# Step by step instructions on how to properly file a hurricane insurance claim



## EdK13 (Oct 3, 2013)

Important Information about Insurance from Rockport Fulton Chamber of Commerce
Attention: Hurricane Harvey

For Our Businesses & Homeowners One Message. One Voice. We Are Strong.
We Will Rebuild.

Step by step instructions on how to properly file a hurricane insurance claim:
As soon as possible you need to report any damage to your insurance company.

You can file by fax, email or over the phone, through your mobile device or by mail. It is best practice to submit the claim in written form, thus by fax or email.

1. House Bill 1774 reduced the penalties insurance companies face when they don't pay or dispute your case. However, this law does not go into effect until September 1.

THUS IF ALL POSSIBLE FILE YOUR CLAIM ASAP.

Note that while it is not mandatory you file before September 1, those that can file before September 1, will have a little better law on their side, in the event of a fight, than those who file after September 1.

2. Provide your in surer with your policy number and the best phone number and email address at which to reach you.

3. After a major storm, insurers visit those with the most severe damage first. Be
prepared to provide an accurate description of the extent of the property damage.

4. Explain any special needs of your family, particularly if personal circumstances
require that you get priority.

5. Ask your insurer when you can expect to be contacted by an insurance adjuster so you are ready for the visit.

6. As you know cell service is spotty. And adjusters may be in areas in which our
cellphone towers are damaged, thus it is also a good idea to get the phone number of your adjuster's supervisor so you have an additional contact.

• [Records shown]:
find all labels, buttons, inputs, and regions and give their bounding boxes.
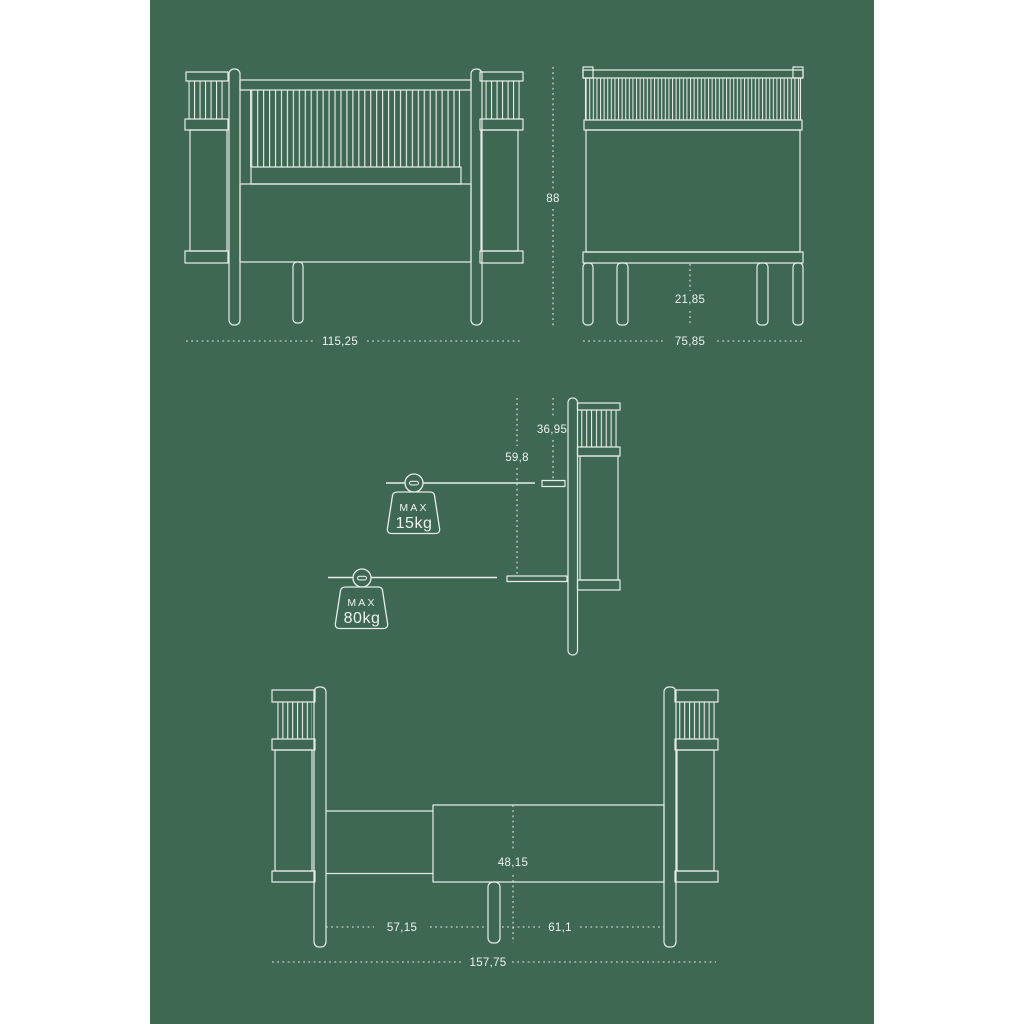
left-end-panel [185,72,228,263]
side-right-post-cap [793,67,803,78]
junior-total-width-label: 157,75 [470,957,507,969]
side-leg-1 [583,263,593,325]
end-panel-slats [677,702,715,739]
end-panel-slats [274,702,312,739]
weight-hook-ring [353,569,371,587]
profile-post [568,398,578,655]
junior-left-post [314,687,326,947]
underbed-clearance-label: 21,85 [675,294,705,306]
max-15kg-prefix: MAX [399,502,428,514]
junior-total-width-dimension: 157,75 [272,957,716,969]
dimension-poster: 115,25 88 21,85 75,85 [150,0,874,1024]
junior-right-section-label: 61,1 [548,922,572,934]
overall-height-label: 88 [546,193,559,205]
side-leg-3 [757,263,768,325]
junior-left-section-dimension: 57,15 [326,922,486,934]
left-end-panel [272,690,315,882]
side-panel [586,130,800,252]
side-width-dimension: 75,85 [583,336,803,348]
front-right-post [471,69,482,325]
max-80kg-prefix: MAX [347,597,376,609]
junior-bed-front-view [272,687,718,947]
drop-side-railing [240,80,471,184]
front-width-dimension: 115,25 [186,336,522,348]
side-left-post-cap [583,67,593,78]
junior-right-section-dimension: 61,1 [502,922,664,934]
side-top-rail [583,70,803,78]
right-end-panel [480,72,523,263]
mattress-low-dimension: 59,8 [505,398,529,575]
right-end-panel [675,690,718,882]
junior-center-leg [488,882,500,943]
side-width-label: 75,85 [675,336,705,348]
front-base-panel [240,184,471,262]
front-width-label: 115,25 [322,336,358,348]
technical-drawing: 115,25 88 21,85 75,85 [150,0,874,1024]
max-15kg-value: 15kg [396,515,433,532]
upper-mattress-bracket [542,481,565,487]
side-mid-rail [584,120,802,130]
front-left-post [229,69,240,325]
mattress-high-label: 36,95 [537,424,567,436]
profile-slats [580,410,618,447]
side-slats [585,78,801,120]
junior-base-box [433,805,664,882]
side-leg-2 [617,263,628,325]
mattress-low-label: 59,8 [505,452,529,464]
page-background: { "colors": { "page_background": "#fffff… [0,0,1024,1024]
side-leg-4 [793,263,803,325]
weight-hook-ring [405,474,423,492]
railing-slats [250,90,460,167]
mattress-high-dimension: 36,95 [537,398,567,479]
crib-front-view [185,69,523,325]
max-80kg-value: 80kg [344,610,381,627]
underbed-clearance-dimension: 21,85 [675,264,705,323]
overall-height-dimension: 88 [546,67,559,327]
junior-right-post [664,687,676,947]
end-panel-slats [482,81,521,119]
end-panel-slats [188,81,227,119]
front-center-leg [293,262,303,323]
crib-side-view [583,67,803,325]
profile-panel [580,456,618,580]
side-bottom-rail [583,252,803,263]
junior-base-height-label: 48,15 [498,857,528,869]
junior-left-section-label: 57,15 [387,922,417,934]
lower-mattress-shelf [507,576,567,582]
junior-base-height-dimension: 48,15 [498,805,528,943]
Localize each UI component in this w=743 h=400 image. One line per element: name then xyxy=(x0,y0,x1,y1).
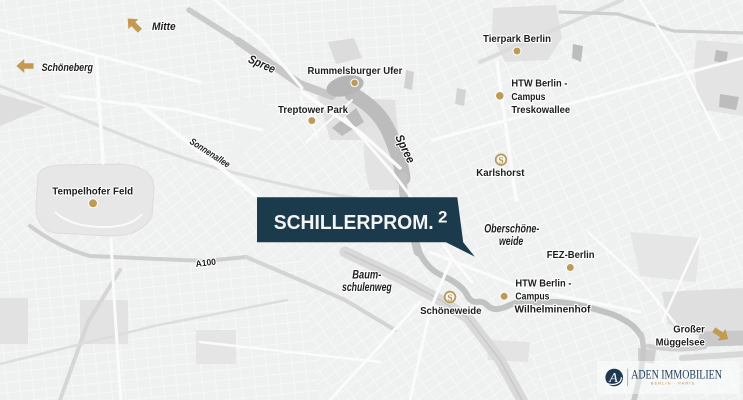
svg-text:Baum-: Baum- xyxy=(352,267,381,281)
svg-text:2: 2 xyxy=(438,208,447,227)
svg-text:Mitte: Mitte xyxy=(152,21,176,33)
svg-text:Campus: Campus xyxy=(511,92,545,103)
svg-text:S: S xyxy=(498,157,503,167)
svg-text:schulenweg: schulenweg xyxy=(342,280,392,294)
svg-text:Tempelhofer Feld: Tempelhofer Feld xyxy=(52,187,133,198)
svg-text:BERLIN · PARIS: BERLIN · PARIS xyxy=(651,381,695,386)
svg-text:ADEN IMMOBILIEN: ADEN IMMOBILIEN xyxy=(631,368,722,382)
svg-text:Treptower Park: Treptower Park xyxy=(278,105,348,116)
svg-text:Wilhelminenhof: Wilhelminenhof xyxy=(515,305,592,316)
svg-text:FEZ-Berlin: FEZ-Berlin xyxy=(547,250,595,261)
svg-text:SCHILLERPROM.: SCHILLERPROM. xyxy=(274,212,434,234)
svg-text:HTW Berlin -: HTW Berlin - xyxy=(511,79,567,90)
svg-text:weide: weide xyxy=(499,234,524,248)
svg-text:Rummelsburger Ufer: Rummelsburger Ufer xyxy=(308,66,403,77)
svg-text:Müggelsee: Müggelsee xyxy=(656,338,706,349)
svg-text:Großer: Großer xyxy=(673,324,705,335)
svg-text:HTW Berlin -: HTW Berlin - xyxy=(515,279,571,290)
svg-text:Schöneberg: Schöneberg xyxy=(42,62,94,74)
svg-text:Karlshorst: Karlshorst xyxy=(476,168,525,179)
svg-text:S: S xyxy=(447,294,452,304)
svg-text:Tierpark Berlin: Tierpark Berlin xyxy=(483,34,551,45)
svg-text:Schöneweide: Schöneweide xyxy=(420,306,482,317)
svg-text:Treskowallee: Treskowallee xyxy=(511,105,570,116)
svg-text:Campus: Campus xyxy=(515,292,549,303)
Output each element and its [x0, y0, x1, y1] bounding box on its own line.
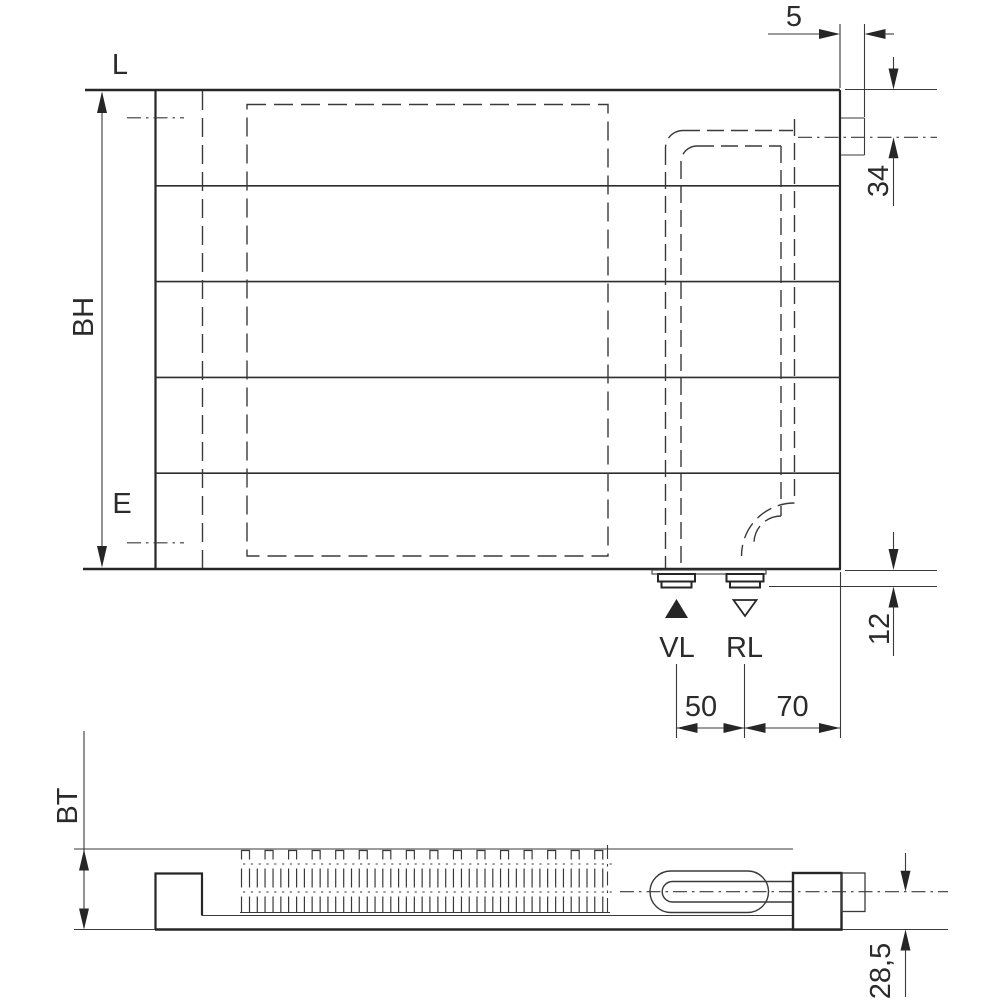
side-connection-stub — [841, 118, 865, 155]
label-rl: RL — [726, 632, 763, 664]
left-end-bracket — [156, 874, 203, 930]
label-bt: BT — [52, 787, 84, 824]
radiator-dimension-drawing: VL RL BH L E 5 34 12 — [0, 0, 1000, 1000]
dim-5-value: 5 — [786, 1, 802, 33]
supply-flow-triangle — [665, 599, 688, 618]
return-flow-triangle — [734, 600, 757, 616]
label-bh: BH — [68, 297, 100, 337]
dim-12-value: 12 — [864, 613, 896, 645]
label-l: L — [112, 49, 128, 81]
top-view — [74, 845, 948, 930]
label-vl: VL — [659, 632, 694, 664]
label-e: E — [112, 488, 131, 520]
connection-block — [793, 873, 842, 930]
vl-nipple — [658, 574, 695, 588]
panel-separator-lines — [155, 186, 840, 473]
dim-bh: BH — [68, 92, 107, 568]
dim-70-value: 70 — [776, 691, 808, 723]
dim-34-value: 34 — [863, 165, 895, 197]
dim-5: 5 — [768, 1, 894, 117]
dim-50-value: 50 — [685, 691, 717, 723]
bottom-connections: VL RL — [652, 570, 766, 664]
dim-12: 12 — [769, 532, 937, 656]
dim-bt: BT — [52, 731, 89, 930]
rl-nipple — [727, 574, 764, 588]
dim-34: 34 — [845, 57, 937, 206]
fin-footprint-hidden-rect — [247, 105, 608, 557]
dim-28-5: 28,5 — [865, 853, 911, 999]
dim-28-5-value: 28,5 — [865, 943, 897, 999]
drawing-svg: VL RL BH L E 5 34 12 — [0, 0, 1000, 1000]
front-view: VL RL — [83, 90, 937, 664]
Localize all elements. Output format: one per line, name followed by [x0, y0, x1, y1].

• [Work to do]:
1. In the hurricane claim instructions, rewrite the paragraph beginning "Note that while it is not mandatory" more briefly, keeping its main facts.
2. In the listing, replace "Campus" with "Site" in the lines from the one containing "svg-text:Baum-: Baum- xyxy=(352,267,381,281)" up to and including the one containing "svg-text:Treptower Park: Treptower". Leave everything else unchanged, and output only those lines.
The listing is unrelated to the hurricane claim instructions.

• [Full solutions]:
1. Filing before September 1 isn't required. However, people who file by then will have slightly better legal backing in a dispute than those who file later.

2.
svg-text:Baum-: Baum- xyxy=(352,267,381,281)
svg-text:2: 2 xyxy=(438,208,447,227)
svg-text:Mitte: Mitte xyxy=(152,21,176,33)
svg-text:Site: Site xyxy=(511,92,545,103)
svg-text:S: S xyxy=(498,157,503,167)
svg-text:schulenweg: schulenweg xyxy=(342,280,392,294)
svg-text:Tempelhofer Feld: Tempelhofer Feld xyxy=(52,187,133,198)
svg-text:BERLIN · PARIS: BERLIN · PARIS xyxy=(651,381,695,386)
svg-text:ADEN IMMOBILIEN: ADEN IMMOBILIEN xyxy=(631,368,722,382)
svg-text:Treptower Park: Treptower Park xyxy=(278,105,348,116)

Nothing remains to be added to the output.